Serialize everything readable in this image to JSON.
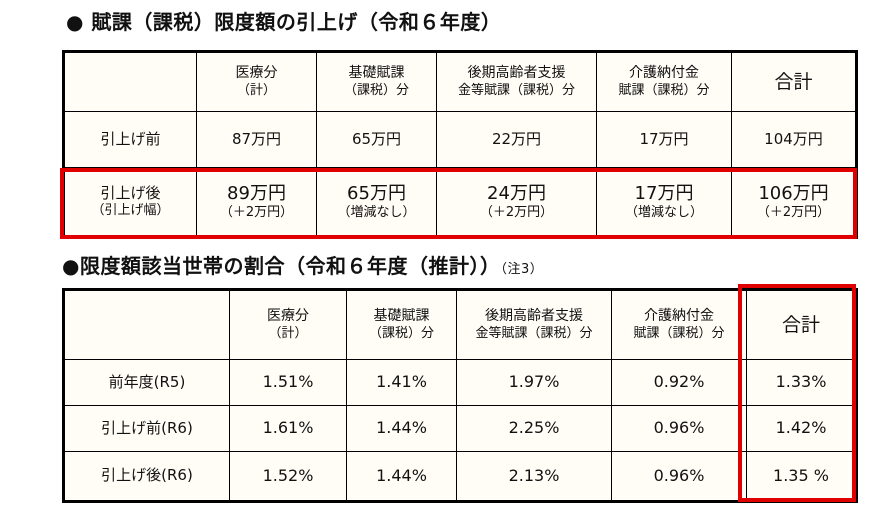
{
  "section1": {
    "title": "● 賦課（課税）限度額の引上げ（令和６年度）",
    "table": {
      "header": [
        [
          "医療分",
          "（計）"
        ],
        [
          "基礎賦課",
          "（課税）分"
        ],
        [
          "後期高齢者支援",
          "金等賦課（課税）分"
        ],
        [
          "介護納付金",
          "賦課（課税）分"
        ],
        [
          "合計"
        ]
      ],
      "rows": [
        {
          "label": [
            "引上げ前"
          ],
          "cells": [
            [
              "87万円"
            ],
            [
              "65万円"
            ],
            [
              "22万円"
            ],
            [
              "17万円"
            ],
            [
              "104万円"
            ]
          ]
        },
        {
          "label": [
            "引上げ後",
            "（引上げ幅）"
          ],
          "cells": [
            [
              "89万円",
              "（＋2万円）"
            ],
            [
              "65万円",
              "（増減なし）"
            ],
            [
              "24万円",
              "（＋2万円）"
            ],
            [
              "17万円",
              "（増減なし）"
            ],
            [
              "106万円",
              "（＋2万円）"
            ]
          ]
        }
      ]
    }
  },
  "section2": {
    "title": "●限度額該当世帯の割合（令和６年度（推計））",
    "note": "（注3）",
    "table": {
      "header": [
        [
          "医療分",
          "（計）"
        ],
        [
          "基礎賦課",
          "（課税）分"
        ],
        [
          "後期高齢者支援",
          "金等賦課（課税）分"
        ],
        [
          "介護納付金",
          "賦課（課税）分"
        ],
        [
          "合計"
        ]
      ],
      "rows": [
        {
          "label": [
            "前年度(R5)"
          ],
          "cells": [
            [
              "1.51%"
            ],
            [
              "1.41%"
            ],
            [
              "1.97%"
            ],
            [
              "0.92%"
            ],
            [
              "1.33%"
            ]
          ]
        },
        {
          "label": [
            "引上げ前(R6)"
          ],
          "cells": [
            [
              "1.61%"
            ],
            [
              "1.44%"
            ],
            [
              "2.25%"
            ],
            [
              "0.96%"
            ],
            [
              "1.42%"
            ]
          ]
        },
        {
          "label": [
            "引上げ後(R6)"
          ],
          "cells": [
            [
              "1.52%"
            ],
            [
              "1.44%"
            ],
            [
              "2.13%"
            ],
            [
              "0.96%"
            ],
            [
              "1.35 %"
            ]
          ]
        }
      ]
    }
  }
}
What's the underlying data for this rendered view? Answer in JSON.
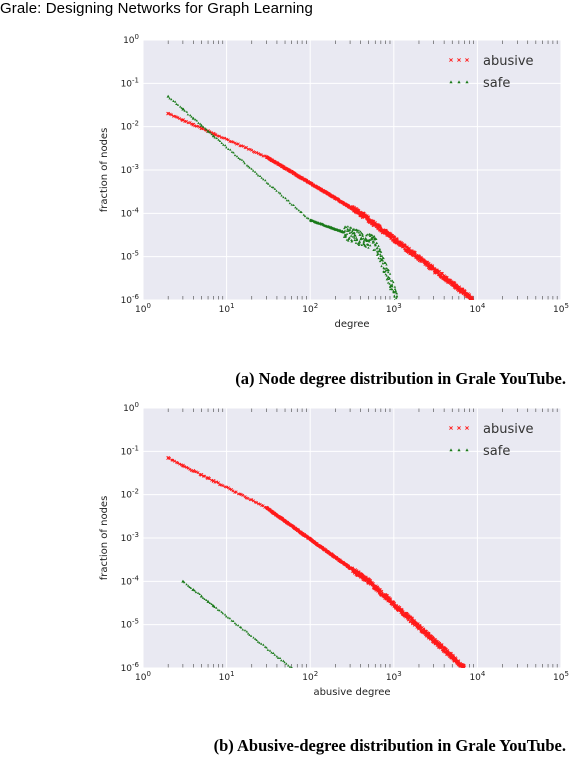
{
  "header": {
    "running_title": "Grale: Designing Networks for Graph Learning"
  },
  "colors": {
    "abusive": "#ff1a1a",
    "safe": "#1a7a1a",
    "plot_bg": "#e9e9f2",
    "grid": "#ffffff"
  },
  "chart_data": [
    {
      "type": "scatter",
      "caption": "(a) Node degree distribution in Grale YouTube.",
      "xlabel": "degree",
      "ylabel": "fraction of nodes",
      "xscale": "log",
      "yscale": "log",
      "xlim": [
        1,
        100000
      ],
      "ylim": [
        1e-06,
        1
      ],
      "grid": true,
      "legend_position": "top-right",
      "x_ticks": [
        "10^0",
        "10^1",
        "10^2",
        "10^3",
        "10^4",
        "10^5"
      ],
      "y_ticks": [
        "10^0",
        "10^-1",
        "10^-2",
        "10^-3",
        "10^-4",
        "10^-5",
        "10^-6"
      ],
      "series": [
        {
          "name": "abusive",
          "marker": "x",
          "color_key": "abusive",
          "segments": [
            {
              "from": [
                2,
                0.02
              ],
              "to": [
                30,
                0.002
              ]
            },
            {
              "from": [
                30,
                0.002
              ],
              "to": [
                400,
                0.0001
              ]
            },
            {
              "from": [
                400,
                0.0001
              ],
              "to": [
                9000,
                1e-06
              ]
            }
          ]
        },
        {
          "name": "safe",
          "marker": "^",
          "color_key": "safe",
          "segments": [
            {
              "from": [
                2,
                0.05
              ],
              "to": [
                100,
                7e-05
              ]
            },
            {
              "from": [
                100,
                7e-05
              ],
              "to": [
                600,
                2e-05
              ]
            },
            {
              "from": [
                600,
                2e-05
              ],
              "to": [
                1100,
                1e-06
              ]
            }
          ]
        }
      ]
    },
    {
      "type": "scatter",
      "caption": "(b) Abusive-degree distribution in Grale YouTube.",
      "xlabel": "abusive degree",
      "ylabel": "fraction of nodes",
      "xscale": "log",
      "yscale": "log",
      "xlim": [
        1,
        100000
      ],
      "ylim": [
        1e-06,
        1
      ],
      "grid": true,
      "legend_position": "top-right",
      "x_ticks": [
        "10^0",
        "10^1",
        "10^2",
        "10^3",
        "10^4",
        "10^5"
      ],
      "y_ticks": [
        "10^0",
        "10^-1",
        "10^-2",
        "10^-3",
        "10^-4",
        "10^-5",
        "10^-6"
      ],
      "series": [
        {
          "name": "abusive",
          "marker": "x",
          "color_key": "abusive",
          "segments": [
            {
              "from": [
                2,
                0.07
              ],
              "to": [
                30,
                0.005
              ]
            },
            {
              "from": [
                30,
                0.005
              ],
              "to": [
                500,
                0.0001
              ]
            },
            {
              "from": [
                500,
                0.0001
              ],
              "to": [
                7000,
                1e-06
              ]
            }
          ]
        },
        {
          "name": "safe",
          "marker": "^",
          "color_key": "safe",
          "segments": [
            {
              "from": [
                3,
                0.0001
              ],
              "to": [
                60,
                1e-06
              ]
            }
          ]
        }
      ]
    }
  ]
}
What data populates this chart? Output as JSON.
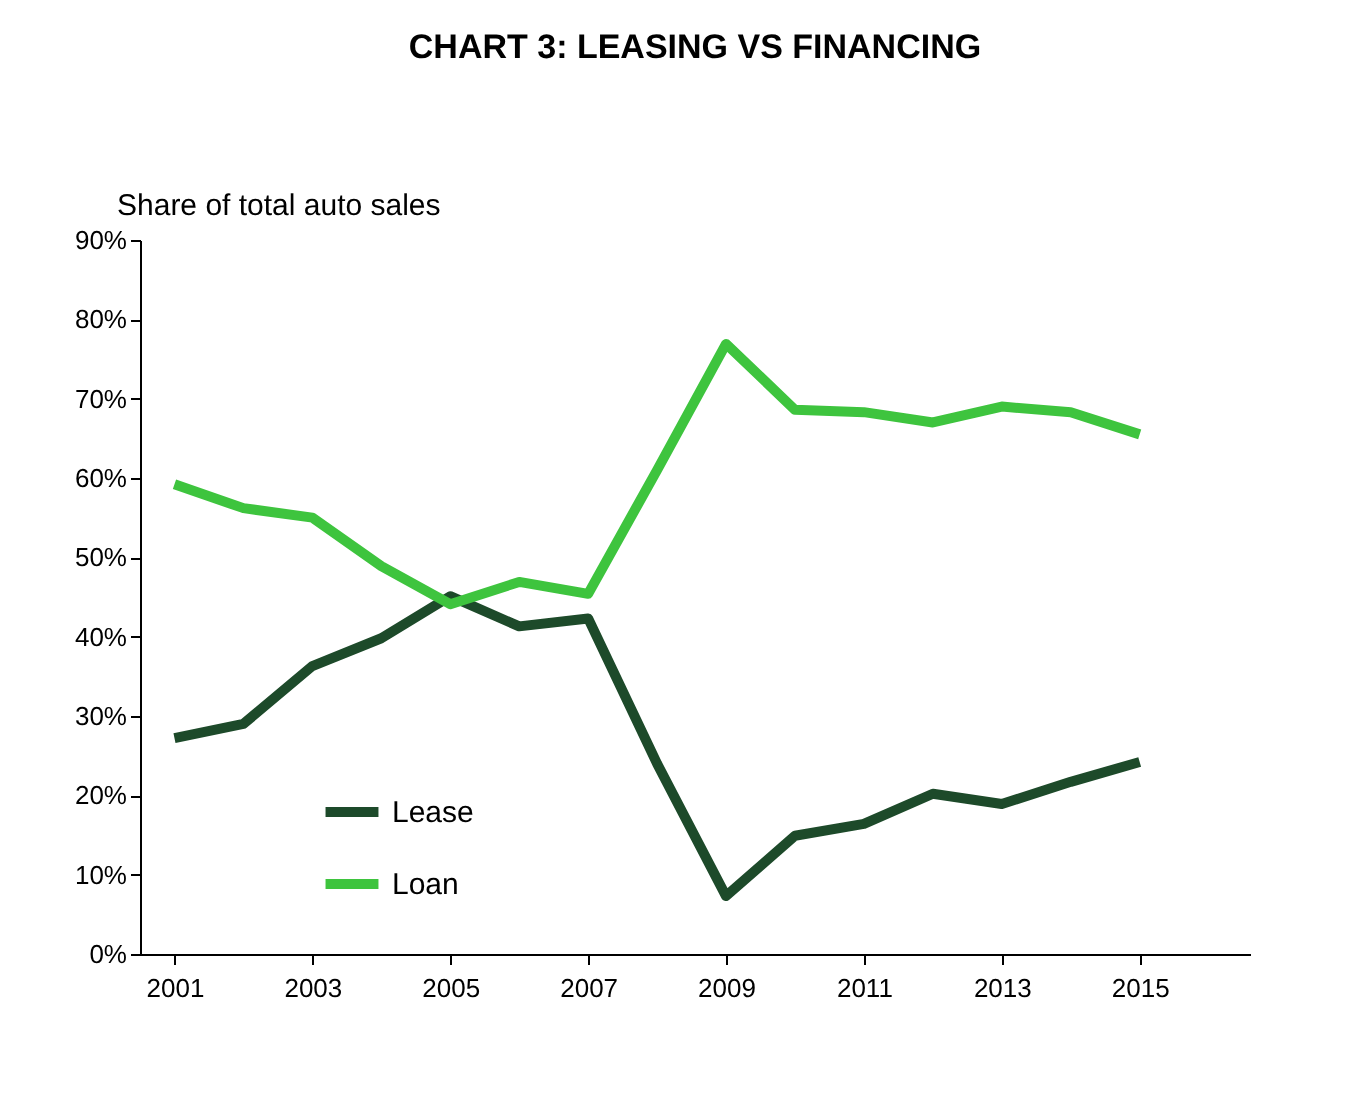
{
  "chart_data": {
    "type": "line",
    "title": "CHART 3: LEASING VS FINANCING",
    "ylabel": "Share of total auto sales",
    "x": [
      2001,
      2002,
      2003,
      2004,
      2005,
      2006,
      2007,
      2008,
      2009,
      2010,
      2011,
      2012,
      2013,
      2014,
      2015
    ],
    "series": [
      {
        "name": "Lease",
        "color": "#1d4a2a",
        "values": [
          27.2,
          29,
          36.3,
          39.8,
          45.1,
          41.3,
          42.3,
          24,
          7.3,
          14.9,
          16.4,
          20.2,
          18.9,
          21.7,
          24.2
        ]
      },
      {
        "name": "Loan",
        "color": "#3ec43e",
        "values": [
          59.2,
          56.2,
          55,
          48.9,
          44.1,
          46.9,
          45.4,
          61,
          76.9,
          68.6,
          68.3,
          67,
          69,
          68.3,
          65.5
        ]
      }
    ],
    "xlim": [
      2000.5,
      2016.6
    ],
    "xticks": [
      2001,
      2003,
      2005,
      2007,
      2009,
      2011,
      2013,
      2015
    ],
    "ylim": [
      0,
      90
    ],
    "yticks": [
      {
        "value": 0,
        "label": "0%"
      },
      {
        "value": 10,
        "label": "10%"
      },
      {
        "value": 20,
        "label": "20%"
      },
      {
        "value": 30,
        "label": "30%"
      },
      {
        "value": 40,
        "label": "40%"
      },
      {
        "value": 50,
        "label": "50%"
      },
      {
        "value": 60,
        "label": "60%"
      },
      {
        "value": 70,
        "label": "70%"
      },
      {
        "value": 80,
        "label": "80%"
      },
      {
        "value": 90,
        "label": "90%"
      }
    ],
    "grid": false,
    "legend": "bottom left",
    "marker": "none",
    "line_style": "solid"
  }
}
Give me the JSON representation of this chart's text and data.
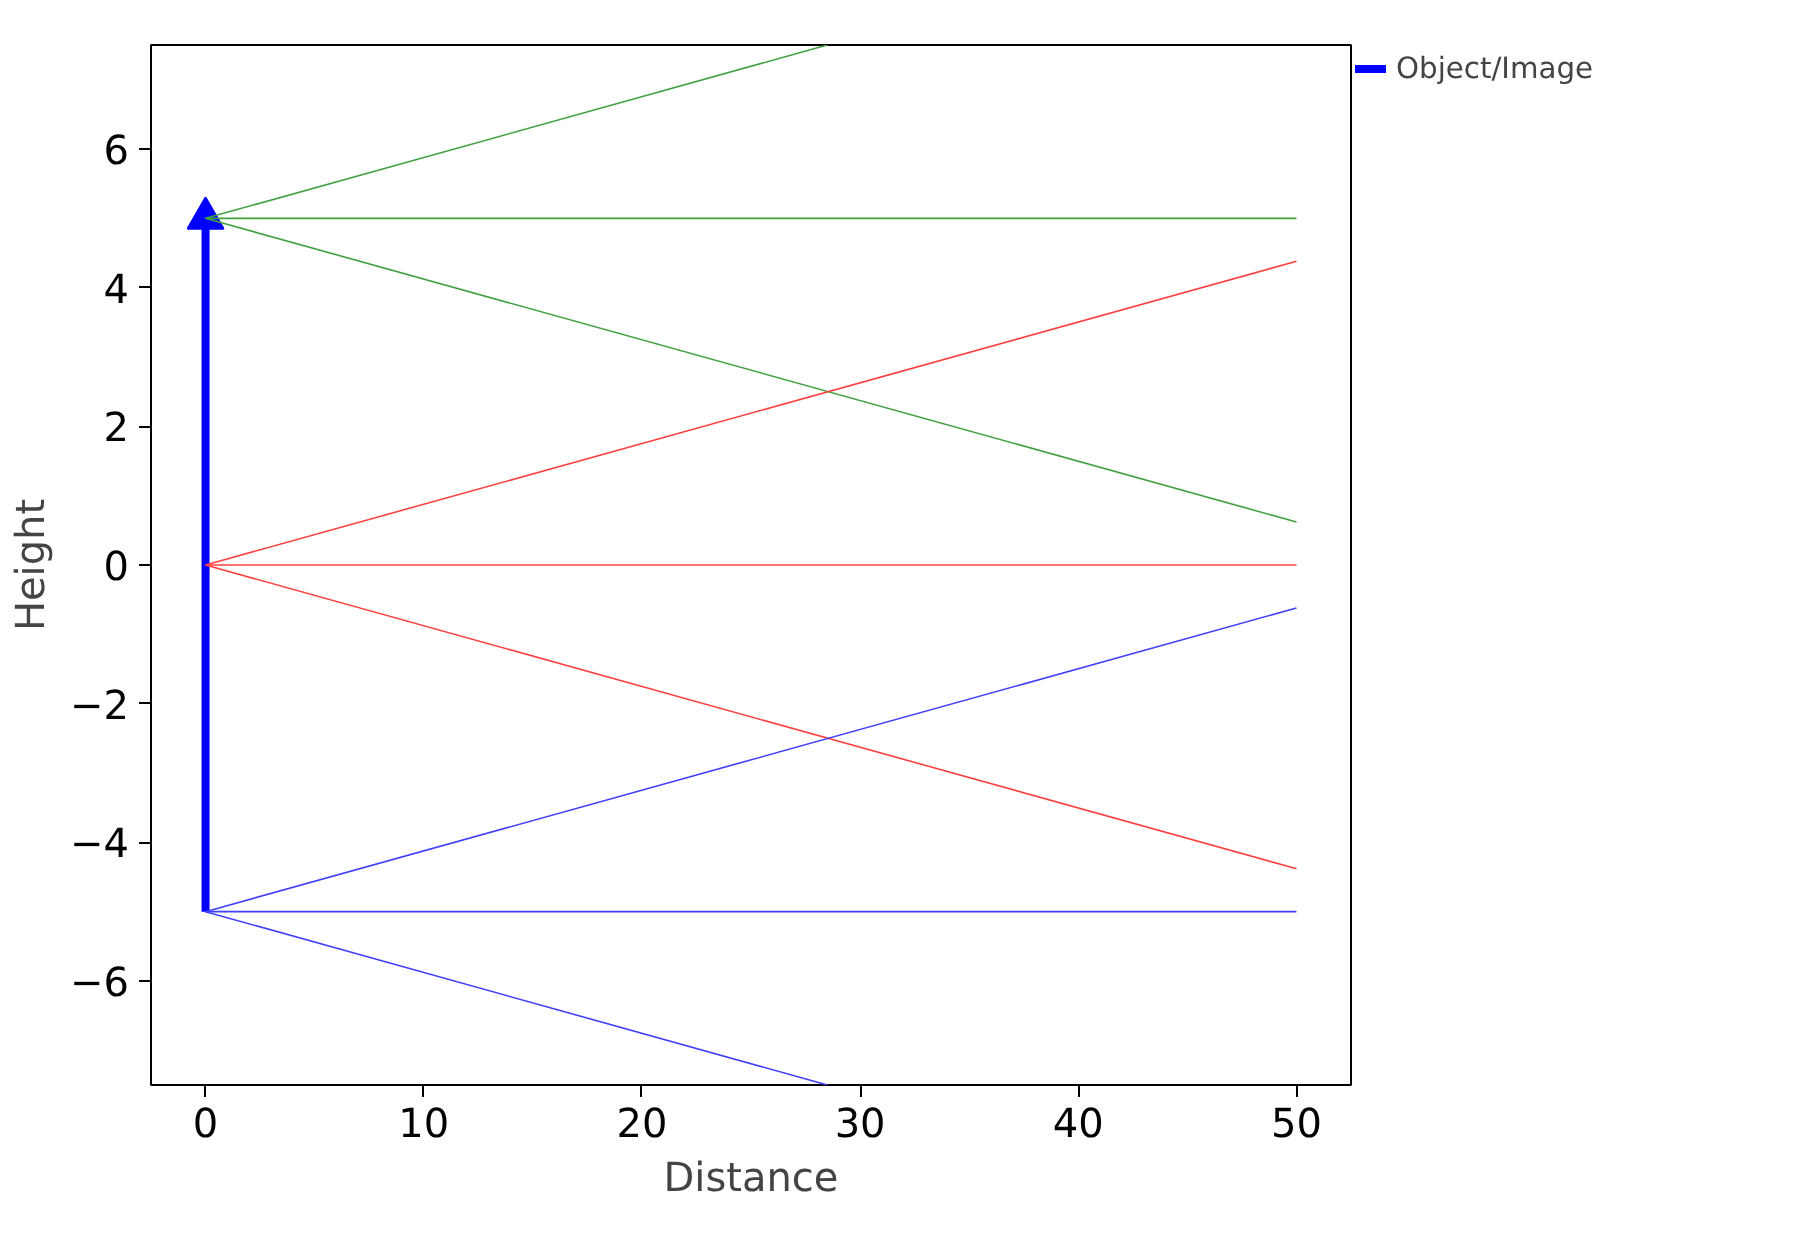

......

- GOAL
Lines of the listing that contain the word "grid" are to be counted; report only their number.

- SOLUTION
4